*Task to carry out*
Pull out every line in the data that has the string "diamond" in it.

## start Data supplied

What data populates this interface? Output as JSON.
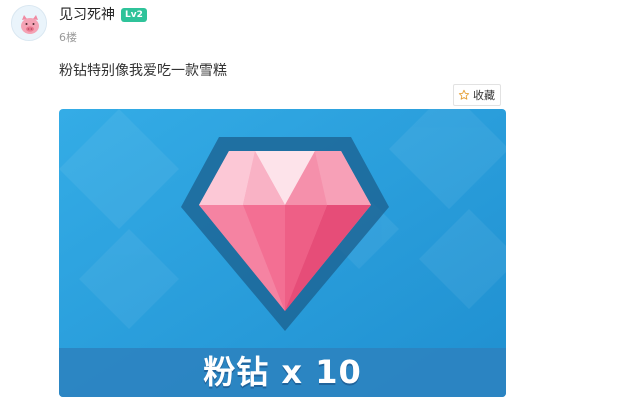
{
  "post": {
    "author": {
      "name": "见习死神",
      "level": "Lv2",
      "avatar_icon": "pig-avatar-icon"
    },
    "floor": "6楼",
    "text": "粉钻特别像我爱吃一款雪糕",
    "favorite_button": {
      "label": "收藏",
      "icon": "star-icon"
    },
    "image": {
      "caption": "粉钻 x 10",
      "subject": "pink-diamond-icon",
      "colors": {
        "background": "#2a9fdb",
        "diamond": "#f47b9c",
        "caption_band": "#2c83c0"
      }
    }
  }
}
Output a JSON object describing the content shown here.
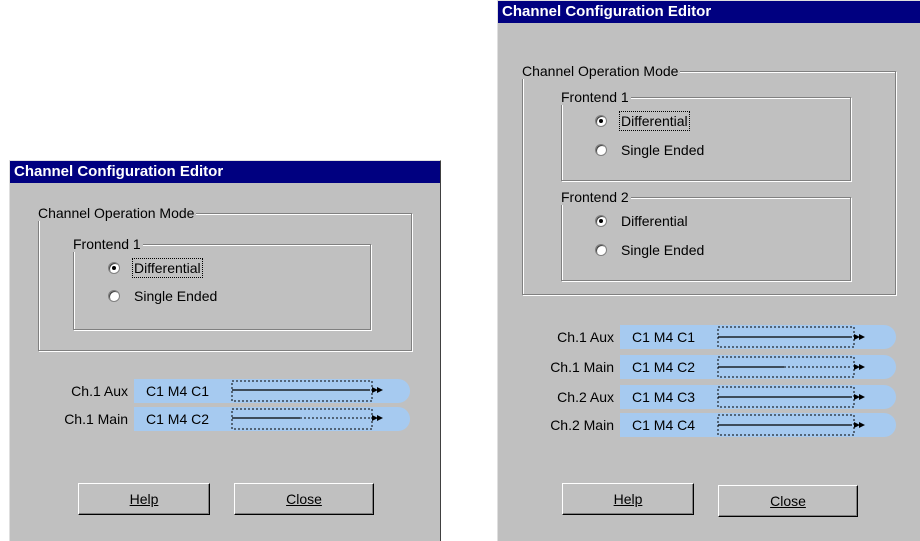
{
  "left_dialog": {
    "title": "Channel Configuration Editor",
    "mode_group": "Channel Operation Mode",
    "frontend1": {
      "label": "Frontend 1",
      "options": [
        {
          "label": "Differential",
          "selected": true
        },
        {
          "label": "Single Ended",
          "selected": false
        }
      ]
    },
    "channels": [
      {
        "label": "Ch.1 Aux",
        "code": "C1 M4 C1",
        "line": "solid"
      },
      {
        "label": "Ch.1 Main",
        "code": "C1 M4 C2",
        "line": "partial-dotted"
      }
    ],
    "help_label": "Help",
    "close_label": "Close"
  },
  "right_dialog": {
    "title": "Channel Configuration Editor",
    "mode_group": "Channel Operation Mode",
    "frontend1": {
      "label": "Frontend 1",
      "options": [
        {
          "label": "Differential",
          "selected": true
        },
        {
          "label": "Single Ended",
          "selected": false
        }
      ]
    },
    "frontend2": {
      "label": "Frontend 2",
      "options": [
        {
          "label": "Differential",
          "selected": true
        },
        {
          "label": "Single Ended",
          "selected": false
        }
      ]
    },
    "channels": [
      {
        "label": "Ch.1 Aux",
        "code": "C1 M4 C1",
        "line": "solid"
      },
      {
        "label": "Ch.1 Main",
        "code": "C1 M4 C2",
        "line": "partial-dotted"
      },
      {
        "label": "Ch.2 Aux",
        "code": "C1 M4 C3",
        "line": "solid"
      },
      {
        "label": "Ch.2 Main",
        "code": "C1 M4 C4",
        "line": "solid"
      }
    ],
    "help_label": "Help",
    "close_label": "Close"
  },
  "colors": {
    "dialog_bg": "#c0c0c0",
    "titlebar": "#000080",
    "channel_pill": "#a6caf0"
  }
}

## end Data supplied

*Answer below*
      "subject": "pink-diamond-icon",
        "diamond": "#f47b9c",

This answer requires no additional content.